→ **Cel**
Kontynuuj zamieszczony poniżej artykuł o konflikcie Indii z Pakistanem, zaczynając zaraz po jego ostatnim zdaniu.

→ **Fragment dokumentu**
┄┄┄┄┄┄
Konflikt Indii z Pakistanem. Ekspert kreśli możliwe scenariusze
- Gdyby konflikt indyjsko-pakistański przerodził się w otwartą wojnę i wyszedł poza Kaszmir, dla światowej gospodarki byłby to kataklizm - uważa dr Witold Sokała. Ekspert mówił w Polskim Radiu 24 o możliwych scenariuszach dotyczących sytuacji między dwoma mocarstwami atomowymi.
2025-05-07, 12:00
Indie zaatakowały nocą
Indyjskie władze przeprowadziły nocne naloty na cele w Pakistanie, które - ich zdaniem - wykorzystywane były przez terrorystów. Rząd w Delhi poinformował, że bezpośrednią przyczyną decyzji o przeprowadzeniu ataków były informacje o możliwych kolejnych aktach terroru na terytorium Indii, szczególnie w spornym regionie Kaszmiru. Władze w Islamabadzie, które oskarżone zostały o wspieranie terroryzmu, odrzucają oskarżenia.
┄┄┄┄┄┄
→ **Lista zapisów**
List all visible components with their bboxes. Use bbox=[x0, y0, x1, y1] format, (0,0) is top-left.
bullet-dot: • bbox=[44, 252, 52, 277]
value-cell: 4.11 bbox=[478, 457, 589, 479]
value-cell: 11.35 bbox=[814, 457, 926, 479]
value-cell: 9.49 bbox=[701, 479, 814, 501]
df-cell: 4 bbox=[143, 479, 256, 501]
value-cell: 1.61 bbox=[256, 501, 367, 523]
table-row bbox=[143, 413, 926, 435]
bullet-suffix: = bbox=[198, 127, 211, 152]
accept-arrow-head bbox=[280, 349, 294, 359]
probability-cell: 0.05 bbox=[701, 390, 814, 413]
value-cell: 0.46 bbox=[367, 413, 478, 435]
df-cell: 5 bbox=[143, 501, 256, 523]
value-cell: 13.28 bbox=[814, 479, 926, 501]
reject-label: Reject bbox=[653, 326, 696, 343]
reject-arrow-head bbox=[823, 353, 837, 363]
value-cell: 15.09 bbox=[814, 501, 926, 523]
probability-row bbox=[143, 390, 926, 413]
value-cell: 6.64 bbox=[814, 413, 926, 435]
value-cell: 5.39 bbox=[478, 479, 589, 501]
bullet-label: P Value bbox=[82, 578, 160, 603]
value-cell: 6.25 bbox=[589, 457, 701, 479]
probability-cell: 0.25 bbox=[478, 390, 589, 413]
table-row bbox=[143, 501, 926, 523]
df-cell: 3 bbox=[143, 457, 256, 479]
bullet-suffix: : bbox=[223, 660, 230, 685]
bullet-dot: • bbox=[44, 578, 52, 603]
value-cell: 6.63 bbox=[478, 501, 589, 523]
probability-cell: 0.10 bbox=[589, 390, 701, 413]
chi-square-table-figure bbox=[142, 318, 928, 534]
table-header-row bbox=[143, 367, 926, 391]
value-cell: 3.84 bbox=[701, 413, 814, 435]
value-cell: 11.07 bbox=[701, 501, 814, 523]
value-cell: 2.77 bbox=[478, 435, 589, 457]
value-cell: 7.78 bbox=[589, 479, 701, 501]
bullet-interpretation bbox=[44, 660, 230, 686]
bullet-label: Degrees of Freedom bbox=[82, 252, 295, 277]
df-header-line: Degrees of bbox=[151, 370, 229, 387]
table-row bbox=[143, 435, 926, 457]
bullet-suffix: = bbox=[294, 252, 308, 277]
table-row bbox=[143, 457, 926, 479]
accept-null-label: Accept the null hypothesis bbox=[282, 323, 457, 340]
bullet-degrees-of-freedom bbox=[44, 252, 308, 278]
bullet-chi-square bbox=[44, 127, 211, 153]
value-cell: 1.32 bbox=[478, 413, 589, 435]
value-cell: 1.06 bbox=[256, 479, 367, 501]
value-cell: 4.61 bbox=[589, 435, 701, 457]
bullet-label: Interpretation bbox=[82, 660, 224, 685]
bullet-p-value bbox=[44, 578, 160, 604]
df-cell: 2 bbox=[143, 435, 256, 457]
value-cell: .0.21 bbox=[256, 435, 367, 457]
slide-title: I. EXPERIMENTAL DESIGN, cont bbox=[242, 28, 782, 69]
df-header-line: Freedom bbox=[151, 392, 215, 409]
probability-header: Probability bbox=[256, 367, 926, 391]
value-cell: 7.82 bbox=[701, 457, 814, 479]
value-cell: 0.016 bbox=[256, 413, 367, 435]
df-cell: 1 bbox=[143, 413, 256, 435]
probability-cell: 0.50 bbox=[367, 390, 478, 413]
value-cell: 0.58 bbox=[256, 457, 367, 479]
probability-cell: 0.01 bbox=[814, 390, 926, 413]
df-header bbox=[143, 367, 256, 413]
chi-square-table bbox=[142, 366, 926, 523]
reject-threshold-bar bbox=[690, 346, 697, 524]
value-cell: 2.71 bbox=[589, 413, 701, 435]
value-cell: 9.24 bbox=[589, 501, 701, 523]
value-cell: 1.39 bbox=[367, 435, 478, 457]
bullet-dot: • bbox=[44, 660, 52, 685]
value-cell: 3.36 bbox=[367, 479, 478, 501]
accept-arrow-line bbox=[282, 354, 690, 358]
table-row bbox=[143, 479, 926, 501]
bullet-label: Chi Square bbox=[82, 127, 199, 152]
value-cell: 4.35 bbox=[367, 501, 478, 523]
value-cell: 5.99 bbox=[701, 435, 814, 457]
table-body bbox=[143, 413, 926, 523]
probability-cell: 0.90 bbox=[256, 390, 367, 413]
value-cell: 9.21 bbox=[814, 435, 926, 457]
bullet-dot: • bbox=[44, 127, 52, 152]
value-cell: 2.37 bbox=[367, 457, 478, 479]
┄┄┄┄┄┄
→ **Wynik ćwiczenia**
Posłuchaj
Dr Witold Sokała nie ma wątpliwości, że "pakistańskie służby wspierają różne organizacje islamistyczne, które dopuszczają się ataków terrorystycznych w Indiach". - Oficjalnie Pakistan się od tych ataków odcina, zaprzecza, że ma z tym jakikolwiek związek, twierdzi, że te grupy islamistyczne działają na własną rękę, a Pakistan ich nie wspiera. Natomiast Indie oczywiście nie dają wiary tym zapewnieniom. Stąd ten odwetowy atak Indii na obiekty w Pakistanie - powiedział na antenie Polskiego Radia 24.
Potencjalne scenariusze
Ekspert wskazywał też na możliwe scenariusze związane z konfliktem indyjsko-pakistańskim. Podkreślił, że główne podmioty polityczne, jak np. Chiny, USA, Japonia, Zjednoczone Emiraty Arabskie, Unia Europejska, ONZ, wydały już komunikaty, w których apelują o deeskalację i zaprzestanie przemocy. - I trudno się dziwić, bo pełnoskalowy konflikt militarny dwóch mocarstw atomowych to jest ostatnie, czego świat dzisiaj potrzebuje - podkreślił dr Sokała. Gość Polskiego Radia 24 tłumaczył, że światowe skutki gospodarcze takiego starcia byłyby katastrofalne.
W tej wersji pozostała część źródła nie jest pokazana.